## BEGIN EXTRACTED RECORDS
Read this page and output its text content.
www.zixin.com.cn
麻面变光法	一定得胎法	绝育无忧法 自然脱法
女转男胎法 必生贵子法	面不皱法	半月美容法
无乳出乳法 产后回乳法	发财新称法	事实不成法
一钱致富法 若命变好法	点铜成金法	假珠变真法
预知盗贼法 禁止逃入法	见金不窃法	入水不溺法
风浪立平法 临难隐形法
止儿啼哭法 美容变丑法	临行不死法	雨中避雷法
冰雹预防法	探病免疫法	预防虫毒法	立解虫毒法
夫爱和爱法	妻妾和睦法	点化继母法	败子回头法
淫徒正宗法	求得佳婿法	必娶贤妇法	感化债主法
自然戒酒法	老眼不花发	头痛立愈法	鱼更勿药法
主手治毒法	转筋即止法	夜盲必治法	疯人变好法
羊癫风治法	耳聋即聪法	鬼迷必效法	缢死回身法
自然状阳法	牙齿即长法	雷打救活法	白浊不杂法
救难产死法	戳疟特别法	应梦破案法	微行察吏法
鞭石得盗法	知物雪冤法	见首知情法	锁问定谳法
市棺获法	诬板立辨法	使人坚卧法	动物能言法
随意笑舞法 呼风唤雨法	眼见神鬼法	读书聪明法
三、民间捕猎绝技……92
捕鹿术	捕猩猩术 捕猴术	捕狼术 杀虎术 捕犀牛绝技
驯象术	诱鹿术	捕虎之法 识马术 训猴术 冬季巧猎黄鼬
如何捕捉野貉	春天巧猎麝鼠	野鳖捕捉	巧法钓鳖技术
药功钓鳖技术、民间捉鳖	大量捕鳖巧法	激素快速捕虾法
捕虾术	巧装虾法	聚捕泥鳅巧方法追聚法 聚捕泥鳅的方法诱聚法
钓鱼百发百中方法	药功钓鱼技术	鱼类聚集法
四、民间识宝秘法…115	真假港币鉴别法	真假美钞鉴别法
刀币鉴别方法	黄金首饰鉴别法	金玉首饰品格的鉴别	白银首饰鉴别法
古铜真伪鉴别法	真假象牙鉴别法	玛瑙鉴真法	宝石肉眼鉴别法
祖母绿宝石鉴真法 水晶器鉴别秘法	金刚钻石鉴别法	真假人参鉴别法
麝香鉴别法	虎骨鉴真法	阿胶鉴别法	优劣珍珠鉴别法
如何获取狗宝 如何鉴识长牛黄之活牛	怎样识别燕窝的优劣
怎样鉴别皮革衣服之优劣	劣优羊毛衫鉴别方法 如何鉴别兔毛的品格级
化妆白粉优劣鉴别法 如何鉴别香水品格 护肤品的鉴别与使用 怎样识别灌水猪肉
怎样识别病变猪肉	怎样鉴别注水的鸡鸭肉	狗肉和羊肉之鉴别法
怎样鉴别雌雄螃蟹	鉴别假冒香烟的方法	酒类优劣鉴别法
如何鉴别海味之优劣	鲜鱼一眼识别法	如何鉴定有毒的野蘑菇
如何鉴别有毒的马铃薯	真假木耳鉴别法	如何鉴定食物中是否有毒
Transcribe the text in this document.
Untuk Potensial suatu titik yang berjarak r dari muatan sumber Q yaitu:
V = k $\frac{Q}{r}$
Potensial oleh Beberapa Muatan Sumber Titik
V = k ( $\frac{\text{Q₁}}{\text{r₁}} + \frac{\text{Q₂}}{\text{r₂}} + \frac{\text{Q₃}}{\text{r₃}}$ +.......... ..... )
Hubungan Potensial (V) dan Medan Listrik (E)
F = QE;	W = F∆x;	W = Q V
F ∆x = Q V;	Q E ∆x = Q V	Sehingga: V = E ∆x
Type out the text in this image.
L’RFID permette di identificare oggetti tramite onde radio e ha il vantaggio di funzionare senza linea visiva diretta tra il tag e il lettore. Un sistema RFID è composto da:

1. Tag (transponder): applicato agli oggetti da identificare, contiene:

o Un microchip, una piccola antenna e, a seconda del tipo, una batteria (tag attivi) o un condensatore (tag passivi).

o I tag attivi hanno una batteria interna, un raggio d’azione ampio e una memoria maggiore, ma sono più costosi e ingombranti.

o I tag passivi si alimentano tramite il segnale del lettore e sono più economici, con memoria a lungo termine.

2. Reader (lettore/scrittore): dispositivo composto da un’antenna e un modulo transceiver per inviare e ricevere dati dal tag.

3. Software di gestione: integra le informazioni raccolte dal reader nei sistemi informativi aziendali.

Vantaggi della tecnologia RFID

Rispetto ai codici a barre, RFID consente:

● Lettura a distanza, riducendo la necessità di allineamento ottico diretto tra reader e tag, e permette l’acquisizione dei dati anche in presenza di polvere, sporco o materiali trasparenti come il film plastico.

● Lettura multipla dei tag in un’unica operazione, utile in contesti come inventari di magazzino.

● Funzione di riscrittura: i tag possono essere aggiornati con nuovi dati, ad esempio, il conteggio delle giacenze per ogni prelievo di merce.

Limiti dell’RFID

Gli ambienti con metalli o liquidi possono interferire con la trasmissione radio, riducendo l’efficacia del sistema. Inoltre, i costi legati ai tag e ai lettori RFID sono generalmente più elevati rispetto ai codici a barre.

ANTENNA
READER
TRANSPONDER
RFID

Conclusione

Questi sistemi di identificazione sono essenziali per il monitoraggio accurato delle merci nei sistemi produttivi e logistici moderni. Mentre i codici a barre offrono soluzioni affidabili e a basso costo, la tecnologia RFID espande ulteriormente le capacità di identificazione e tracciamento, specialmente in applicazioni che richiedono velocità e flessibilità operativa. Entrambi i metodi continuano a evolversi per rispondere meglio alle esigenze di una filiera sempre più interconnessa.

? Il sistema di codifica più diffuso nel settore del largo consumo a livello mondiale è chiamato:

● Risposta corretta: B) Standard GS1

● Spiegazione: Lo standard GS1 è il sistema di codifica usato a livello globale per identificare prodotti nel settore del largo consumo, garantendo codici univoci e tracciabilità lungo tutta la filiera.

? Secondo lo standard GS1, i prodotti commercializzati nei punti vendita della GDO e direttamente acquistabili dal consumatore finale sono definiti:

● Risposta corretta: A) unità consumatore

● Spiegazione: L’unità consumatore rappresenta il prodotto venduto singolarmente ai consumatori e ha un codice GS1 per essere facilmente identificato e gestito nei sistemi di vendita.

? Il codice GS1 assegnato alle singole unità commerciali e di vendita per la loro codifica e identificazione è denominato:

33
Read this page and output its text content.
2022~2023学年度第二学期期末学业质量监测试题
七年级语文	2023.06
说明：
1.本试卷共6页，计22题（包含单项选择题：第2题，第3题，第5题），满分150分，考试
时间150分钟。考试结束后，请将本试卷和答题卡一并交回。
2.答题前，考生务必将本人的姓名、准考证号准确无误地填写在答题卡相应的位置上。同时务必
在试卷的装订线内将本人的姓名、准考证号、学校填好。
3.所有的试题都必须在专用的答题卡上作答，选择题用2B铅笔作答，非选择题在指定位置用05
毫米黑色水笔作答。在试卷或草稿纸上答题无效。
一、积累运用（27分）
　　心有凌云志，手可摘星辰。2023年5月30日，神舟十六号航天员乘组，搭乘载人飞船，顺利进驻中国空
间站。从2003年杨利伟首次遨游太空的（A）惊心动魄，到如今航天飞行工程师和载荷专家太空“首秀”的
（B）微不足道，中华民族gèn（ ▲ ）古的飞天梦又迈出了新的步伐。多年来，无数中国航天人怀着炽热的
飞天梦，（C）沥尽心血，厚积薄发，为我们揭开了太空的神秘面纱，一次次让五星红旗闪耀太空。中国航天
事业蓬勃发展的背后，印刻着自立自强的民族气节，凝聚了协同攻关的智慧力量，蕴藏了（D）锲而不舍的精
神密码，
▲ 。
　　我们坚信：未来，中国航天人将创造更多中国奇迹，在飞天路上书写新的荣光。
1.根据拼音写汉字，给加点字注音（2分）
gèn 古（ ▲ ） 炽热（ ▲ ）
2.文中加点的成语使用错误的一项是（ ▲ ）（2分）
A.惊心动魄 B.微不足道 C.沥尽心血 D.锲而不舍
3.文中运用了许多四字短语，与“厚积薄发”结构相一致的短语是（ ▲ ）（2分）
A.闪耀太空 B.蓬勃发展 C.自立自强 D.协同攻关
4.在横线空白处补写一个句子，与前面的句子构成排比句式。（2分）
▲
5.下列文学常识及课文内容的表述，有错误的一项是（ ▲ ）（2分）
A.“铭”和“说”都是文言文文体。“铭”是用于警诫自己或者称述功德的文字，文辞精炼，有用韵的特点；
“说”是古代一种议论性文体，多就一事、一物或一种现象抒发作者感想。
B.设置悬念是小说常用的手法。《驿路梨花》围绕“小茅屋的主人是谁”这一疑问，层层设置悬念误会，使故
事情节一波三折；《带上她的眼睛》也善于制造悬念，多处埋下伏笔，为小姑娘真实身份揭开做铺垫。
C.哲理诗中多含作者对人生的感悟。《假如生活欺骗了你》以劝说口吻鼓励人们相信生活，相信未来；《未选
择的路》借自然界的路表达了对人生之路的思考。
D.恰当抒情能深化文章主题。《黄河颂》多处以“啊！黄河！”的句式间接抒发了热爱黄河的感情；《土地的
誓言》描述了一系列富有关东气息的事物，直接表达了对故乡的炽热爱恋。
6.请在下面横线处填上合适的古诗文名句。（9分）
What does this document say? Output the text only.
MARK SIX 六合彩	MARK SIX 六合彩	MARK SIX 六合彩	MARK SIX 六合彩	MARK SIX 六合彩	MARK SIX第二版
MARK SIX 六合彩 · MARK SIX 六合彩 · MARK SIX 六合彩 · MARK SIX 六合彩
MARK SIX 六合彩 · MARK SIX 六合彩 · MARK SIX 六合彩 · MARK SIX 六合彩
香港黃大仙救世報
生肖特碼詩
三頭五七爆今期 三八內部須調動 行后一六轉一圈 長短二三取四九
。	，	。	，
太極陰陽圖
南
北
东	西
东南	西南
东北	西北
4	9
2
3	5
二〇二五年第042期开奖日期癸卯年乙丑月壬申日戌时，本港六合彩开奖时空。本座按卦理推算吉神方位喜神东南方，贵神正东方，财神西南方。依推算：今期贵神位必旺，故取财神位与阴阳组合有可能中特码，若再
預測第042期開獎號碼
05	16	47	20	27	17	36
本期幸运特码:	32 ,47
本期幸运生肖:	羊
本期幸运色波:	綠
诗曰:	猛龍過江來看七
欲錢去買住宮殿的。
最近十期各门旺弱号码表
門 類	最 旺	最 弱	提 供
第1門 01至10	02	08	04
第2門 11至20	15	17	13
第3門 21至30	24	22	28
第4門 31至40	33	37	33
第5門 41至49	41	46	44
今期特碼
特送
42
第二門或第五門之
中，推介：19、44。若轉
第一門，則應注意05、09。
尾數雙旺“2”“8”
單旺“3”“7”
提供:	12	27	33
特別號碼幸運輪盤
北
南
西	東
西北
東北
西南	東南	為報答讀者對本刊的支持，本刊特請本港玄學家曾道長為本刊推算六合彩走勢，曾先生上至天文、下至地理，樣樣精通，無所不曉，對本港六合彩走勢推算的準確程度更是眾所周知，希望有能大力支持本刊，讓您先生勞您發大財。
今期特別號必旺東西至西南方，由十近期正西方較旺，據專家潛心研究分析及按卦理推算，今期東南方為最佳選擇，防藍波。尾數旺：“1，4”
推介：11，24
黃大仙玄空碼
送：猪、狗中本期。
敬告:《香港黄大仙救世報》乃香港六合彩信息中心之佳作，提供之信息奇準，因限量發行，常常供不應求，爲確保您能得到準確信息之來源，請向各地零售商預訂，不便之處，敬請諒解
## END EXTRACTED RECORDS
** TASK OBJECTIVE **
From the listing, copy each line containing the word "permette".

** SOLUTION TO THIS PROBLEM **
L’RFID permette di identificare oggetti tramite onde radio e ha il vantaggio di funzionare senza linea visiva diretta tra il tag e il lettore. Un sistema RFID è composto da:
● Lettura a distanza, riducendo la necessità di allineamento ottico diretto tra reader e tag, e permette l’acquisizione dei dati anche in presenza di polvere, sporco o materiali trasparenti come il film plastico.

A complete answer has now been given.